(What is being asked): From the entries below, copy every line that holds the word "JSON".

(Source data):

:::::

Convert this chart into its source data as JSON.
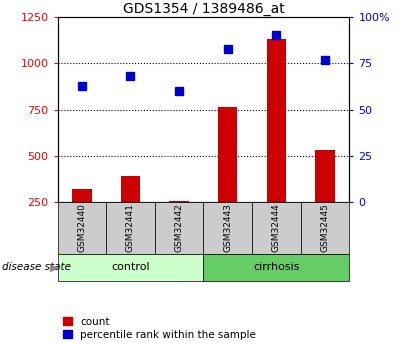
{
  "title": "GDS1354 / 1389486_at",
  "samples": [
    "GSM32440",
    "GSM32441",
    "GSM32442",
    "GSM32443",
    "GSM32444",
    "GSM32445"
  ],
  "count_values": [
    320,
    390,
    255,
    765,
    1130,
    530
  ],
  "percentile_values": [
    880,
    930,
    850,
    1080,
    1155,
    1020
  ],
  "left_ylim": [
    250,
    1250
  ],
  "left_yticks": [
    250,
    500,
    750,
    1000,
    1250
  ],
  "right_ylim": [
    0,
    100
  ],
  "right_yticks": [
    0,
    25,
    50,
    75,
    100
  ],
  "right_yticklabels": [
    "0",
    "25",
    "50",
    "75",
    "100%"
  ],
  "bar_color": "#cc0000",
  "dot_color": "#0000cc",
  "control_bg": "#ccffcc",
  "cirrhosis_bg": "#66cc66",
  "sample_bg": "#cccccc",
  "dotted_lines": [
    500,
    750,
    1000
  ],
  "legend_count_label": "count",
  "legend_percentile_label": "percentile rank within the sample",
  "group_label": "disease state",
  "control_label": "control",
  "cirrhosis_label": "cirrhosis",
  "title_fontsize": 10,
  "tick_fontsize": 8,
  "sample_fontsize": 6.5,
  "group_fontsize": 8,
  "legend_fontsize": 7.5,
  "bar_width": 0.4
}
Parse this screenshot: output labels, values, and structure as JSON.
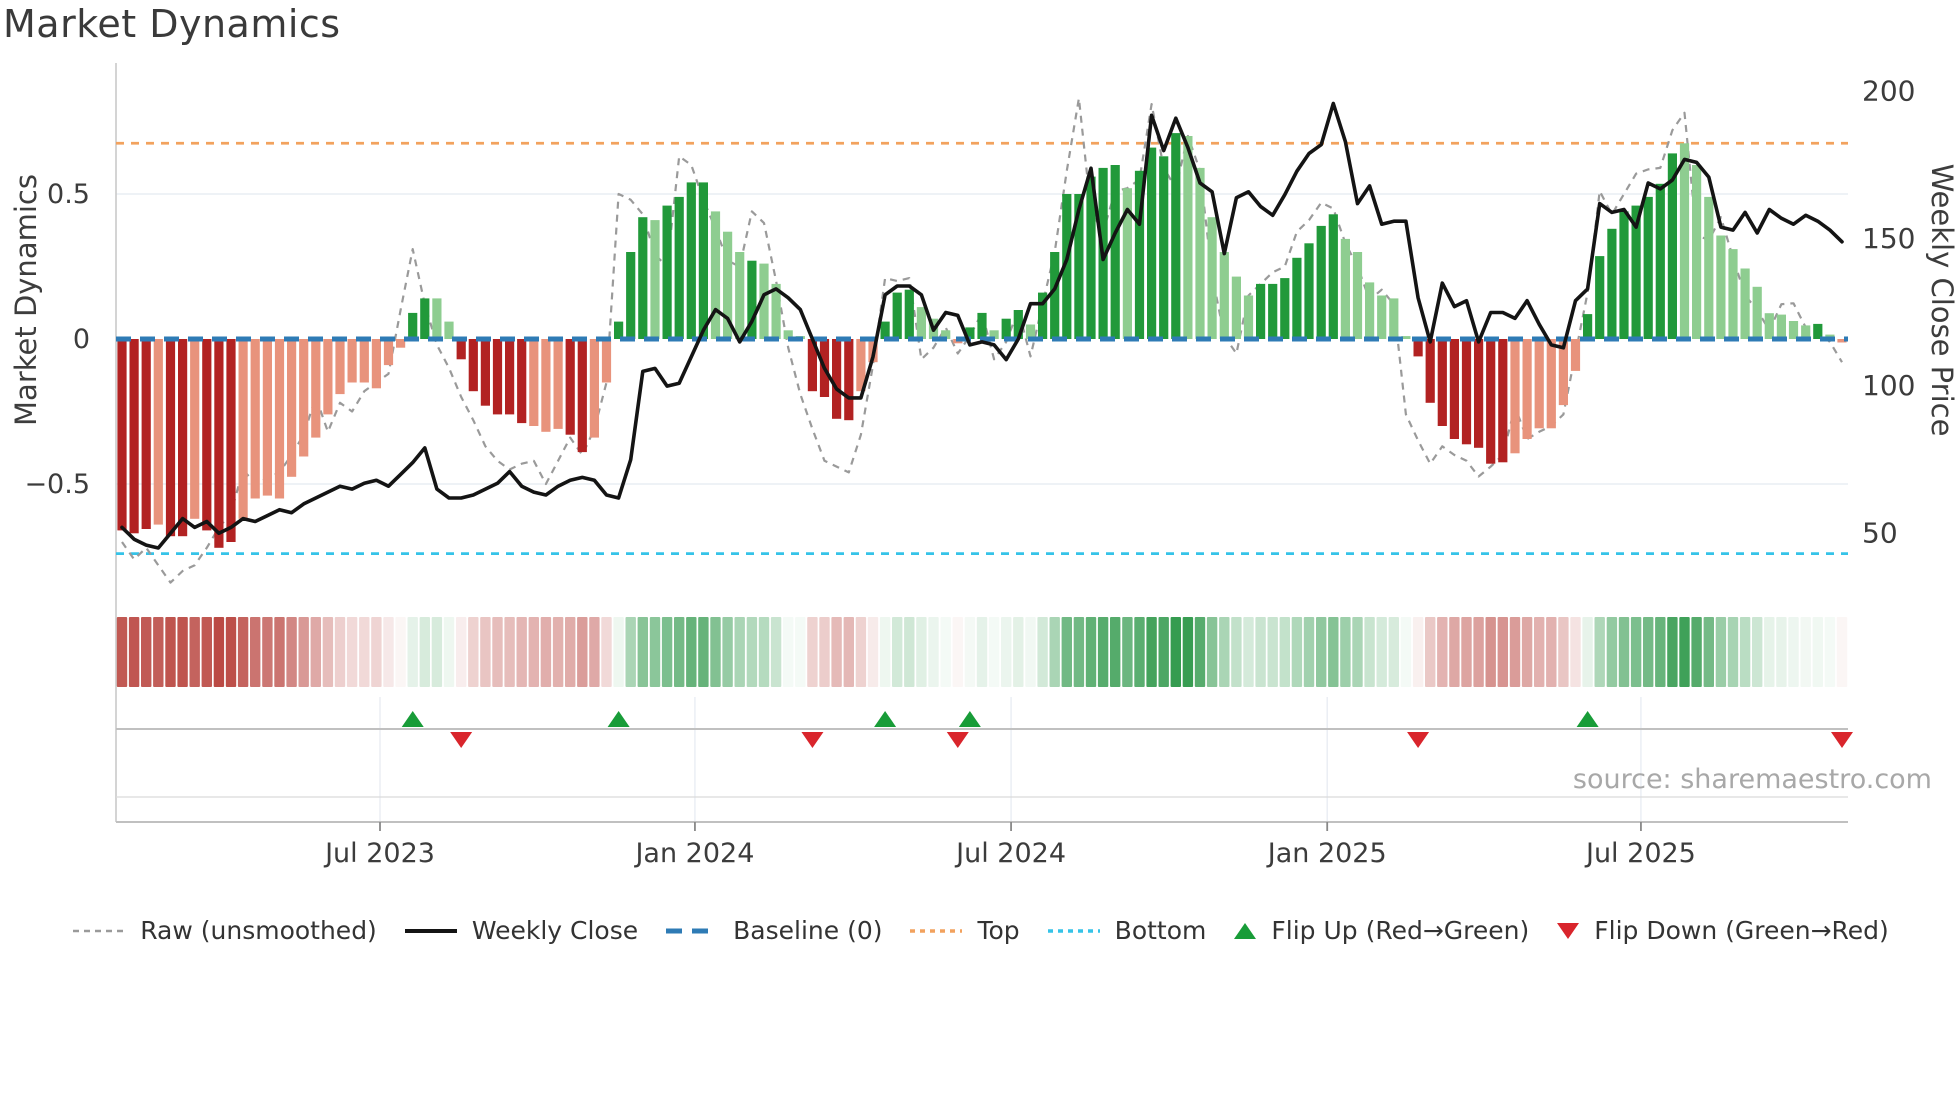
{
  "title": "Market Dynamics",
  "axes": {
    "y_left_label": "Market Dynamics",
    "y_right_label": "Weekly Close Price",
    "y_left_ticks": [
      "0.5",
      "0",
      "−0.5"
    ],
    "y_right_ticks": [
      "200",
      "150",
      "100",
      "50"
    ]
  },
  "source": "source: sharemaestro.com",
  "colors": {
    "bar_dark_red": "#b22222",
    "bar_salmon": "#e8937c",
    "bar_dark_green": "#21993a",
    "bar_light_green": "#8ecd90",
    "baseline": "#2e7bb5",
    "top_line": "#f2a25e",
    "bottom_line": "#35c3e8",
    "raw_line": "#9a9a9a",
    "price_line": "#141414",
    "flip_up": "#189c38",
    "flip_down": "#d9252c",
    "grid": "#e9edf3",
    "spine": "#c9c9c9",
    "text": "#3c3c3c"
  },
  "legend": {
    "items": [
      {
        "icon": "raw-dashed-line-swatch",
        "label": "Raw (unsmoothed)"
      },
      {
        "icon": "weekly-close-line-swatch",
        "label": "Weekly Close"
      },
      {
        "icon": "baseline-dashed-swatch",
        "label": "Baseline (0)"
      },
      {
        "icon": "top-dashed-swatch",
        "label": "Top"
      },
      {
        "icon": "bottom-dashed-swatch",
        "label": "Bottom"
      },
      {
        "icon": "flip-up-triangle-swatch",
        "label": "Flip Up (Red→Green)"
      },
      {
        "icon": "flip-down-triangle-swatch",
        "label": "Flip Down (Green→Red)"
      }
    ]
  },
  "chart_data": {
    "type": "composite",
    "description": "Weekly market-dynamics oscillator bars with heatmap strip, flip markers, raw dashed overlay and weekly close price line on secondary axis",
    "x_ticks": [
      {
        "label": "Jul 2023",
        "week": 21.3
      },
      {
        "label": "Jan 2024",
        "week": 47.3
      },
      {
        "label": "Jul 2024",
        "week": 73.4
      },
      {
        "label": "Jan 2025",
        "week": 99.5
      },
      {
        "label": "Jul 2025",
        "week": 125.4
      }
    ],
    "y_left_tick_values": [
      0.5,
      0,
      -0.5
    ],
    "y_right_tick_values": [
      200,
      150,
      100,
      50
    ],
    "baseline": 0,
    "top_threshold": 0.675,
    "bottom_threshold": -0.74,
    "y_left_range": [
      -0.95,
      0.95
    ],
    "y_right_range": [
      40,
      210
    ],
    "flip_up_weeks": [
      24,
      41,
      63,
      70,
      121
    ],
    "flip_down_weeks": [
      28,
      57,
      69,
      107,
      142
    ],
    "series": {
      "bars": {
        "name": "Market Dynamics (smoothed)",
        "values": [
          -0.66,
          -0.67,
          -0.655,
          -0.64,
          -0.68,
          -0.68,
          -0.62,
          -0.66,
          -0.72,
          -0.7,
          -0.62,
          -0.55,
          -0.54,
          -0.55,
          -0.475,
          -0.405,
          -0.34,
          -0.26,
          -0.19,
          -0.15,
          -0.15,
          -0.17,
          -0.09,
          -0.03,
          0.09,
          0.14,
          0.14,
          0.06,
          -0.07,
          -0.18,
          -0.23,
          -0.26,
          -0.26,
          -0.29,
          -0.3,
          -0.32,
          -0.31,
          -0.33,
          -0.39,
          -0.34,
          -0.15,
          0.06,
          0.3,
          0.42,
          0.41,
          0.46,
          0.49,
          0.54,
          0.54,
          0.44,
          0.37,
          0.3,
          0.27,
          0.26,
          0.19,
          0.03,
          0.01,
          -0.18,
          -0.2,
          -0.275,
          -0.28,
          -0.18,
          -0.08,
          0.06,
          0.16,
          0.17,
          0.11,
          0.07,
          0.03,
          -0.015,
          0.04,
          0.09,
          0.03,
          0.07,
          0.1,
          0.05,
          0.16,
          0.3,
          0.5,
          0.5,
          0.56,
          0.59,
          0.6,
          0.52,
          0.58,
          0.66,
          0.63,
          0.71,
          0.7,
          0.59,
          0.42,
          0.3,
          0.215,
          0.15,
          0.19,
          0.19,
          0.21,
          0.28,
          0.33,
          0.39,
          0.43,
          0.345,
          0.3,
          0.195,
          0.15,
          0.14,
          0.01,
          -0.06,
          -0.22,
          -0.3,
          -0.345,
          -0.363,
          -0.375,
          -0.43,
          -0.425,
          -0.394,
          -0.345,
          -0.308,
          -0.308,
          -0.228,
          -0.11,
          0.086,
          0.286,
          0.38,
          0.44,
          0.46,
          0.49,
          0.535,
          0.64,
          0.675,
          0.6,
          0.49,
          0.357,
          0.31,
          0.243,
          0.18,
          0.089,
          0.084,
          0.062,
          0.047,
          0.052,
          0.015,
          -0.012
        ],
        "shades": [
          "dr",
          "dr",
          "dr",
          "sm",
          "dr",
          "dr",
          "sm",
          "dr",
          "dr",
          "dr",
          "sm",
          "sm",
          "sm",
          "sm",
          "sm",
          "sm",
          "sm",
          "sm",
          "sm",
          "sm",
          "sm",
          "sm",
          "sm",
          "sm",
          "dg",
          "dg",
          "lg",
          "lg",
          "dr",
          "dr",
          "dr",
          "dr",
          "dr",
          "dr",
          "sm",
          "sm",
          "sm",
          "dr",
          "dr",
          "sm",
          "sm",
          "dg",
          "dg",
          "dg",
          "lg",
          "dg",
          "dg",
          "dg",
          "dg",
          "lg",
          "lg",
          "lg",
          "dg",
          "lg",
          "lg",
          "lg",
          "lg",
          "dr",
          "dr",
          "dr",
          "dr",
          "sm",
          "sm",
          "dg",
          "dg",
          "dg",
          "lg",
          "lg",
          "lg",
          "sm",
          "dg",
          "dg",
          "lg",
          "dg",
          "dg",
          "lg",
          "dg",
          "dg",
          "dg",
          "dg",
          "dg",
          "dg",
          "dg",
          "lg",
          "dg",
          "dg",
          "dg",
          "dg",
          "lg",
          "lg",
          "lg",
          "lg",
          "lg",
          "lg",
          "dg",
          "dg",
          "dg",
          "dg",
          "dg",
          "dg",
          "dg",
          "lg",
          "lg",
          "lg",
          "lg",
          "lg",
          "lg",
          "dr",
          "dr",
          "dr",
          "dr",
          "dr",
          "dr",
          "dr",
          "dr",
          "sm",
          "sm",
          "sm",
          "sm",
          "sm",
          "sm",
          "dg",
          "dg",
          "dg",
          "dg",
          "dg",
          "dg",
          "dg",
          "dg",
          "lg",
          "lg",
          "lg",
          "lg",
          "lg",
          "lg",
          "lg",
          "lg",
          "lg",
          "lg",
          "lg",
          "dg",
          "lg",
          "sm"
        ]
      },
      "raw": {
        "name": "Raw (unsmoothed)",
        "values": [
          -0.7,
          -0.76,
          -0.72,
          -0.78,
          -0.84,
          -0.8,
          -0.78,
          -0.72,
          -0.65,
          -0.6,
          -0.45,
          -0.5,
          -0.48,
          -0.46,
          -0.4,
          -0.33,
          -0.2,
          -0.32,
          -0.22,
          -0.25,
          -0.18,
          -0.15,
          -0.12,
          0.1,
          0.31,
          0.12,
          -0.02,
          -0.1,
          -0.2,
          -0.28,
          -0.37,
          -0.42,
          -0.45,
          -0.43,
          -0.42,
          -0.5,
          -0.42,
          -0.34,
          -0.4,
          -0.31,
          -0.15,
          0.5,
          0.48,
          0.43,
          0.29,
          0.25,
          0.63,
          0.6,
          0.48,
          0.38,
          0.27,
          0.25,
          0.44,
          0.4,
          0.2,
          -0.03,
          -0.19,
          -0.31,
          -0.42,
          -0.44,
          -0.46,
          -0.33,
          -0.09,
          0.21,
          0.2,
          0.21,
          -0.07,
          -0.03,
          0.04,
          -0.05,
          0.01,
          0.09,
          -0.07,
          -0.01,
          0.1,
          -0.06,
          0.12,
          0.3,
          0.58,
          0.83,
          0.44,
          0.37,
          0.51,
          0.52,
          0.55,
          0.81,
          0.59,
          0.52,
          0.7,
          0.58,
          0.22,
          0.01,
          -0.05,
          0.15,
          0.19,
          0.23,
          0.25,
          0.37,
          0.41,
          0.47,
          0.45,
          0.33,
          0.25,
          0.135,
          0.17,
          0.12,
          -0.26,
          -0.35,
          -0.43,
          -0.37,
          -0.4,
          -0.42,
          -0.474,
          -0.44,
          -0.4,
          -0.234,
          -0.345,
          -0.32,
          -0.3,
          -0.26,
          -0.05,
          0.16,
          0.51,
          0.43,
          0.5,
          0.57,
          0.585,
          0.59,
          0.72,
          0.78,
          0.36,
          0.34,
          0.42,
          0.28,
          0.15,
          0.1,
          0.03,
          0.12,
          0.123,
          0.04,
          0.025,
          -0.01,
          -0.08
        ]
      },
      "price": {
        "name": "Weekly Close",
        "values": [
          52,
          48,
          46,
          45,
          50,
          55,
          52,
          54,
          50,
          52,
          55,
          54,
          56,
          58,
          57,
          60,
          62,
          64,
          66,
          65,
          67,
          68,
          66,
          70,
          74,
          79,
          65,
          62,
          62,
          63,
          65,
          67,
          71,
          66,
          64,
          63,
          66,
          68,
          69,
          68,
          63,
          62,
          75,
          105,
          106,
          100,
          101,
          110,
          119,
          126,
          123,
          115,
          122,
          131,
          133,
          130,
          126,
          116,
          106,
          99,
          96,
          96,
          110,
          131,
          134,
          134,
          131,
          119,
          125,
          124,
          114,
          115,
          114,
          109,
          116,
          128,
          128,
          133,
          143,
          160,
          174,
          143,
          152,
          160,
          155,
          192,
          180,
          191,
          181,
          169,
          166,
          145,
          164,
          166,
          161,
          158,
          165,
          173,
          179,
          182,
          196,
          183,
          162,
          168,
          155,
          156,
          156,
          130,
          115,
          135,
          127,
          129,
          115,
          125,
          125,
          123,
          129,
          121,
          114,
          113,
          129,
          133,
          162,
          159,
          160,
          154,
          169,
          167,
          170,
          177,
          176,
          171,
          154,
          153,
          159,
          152,
          160,
          157,
          155,
          158,
          156,
          153,
          149
        ]
      }
    }
  }
}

:::::

(Task output):
Convert this chart into its source data as JSON.
Parse this screenshot: output labels, values, and structure as JSON.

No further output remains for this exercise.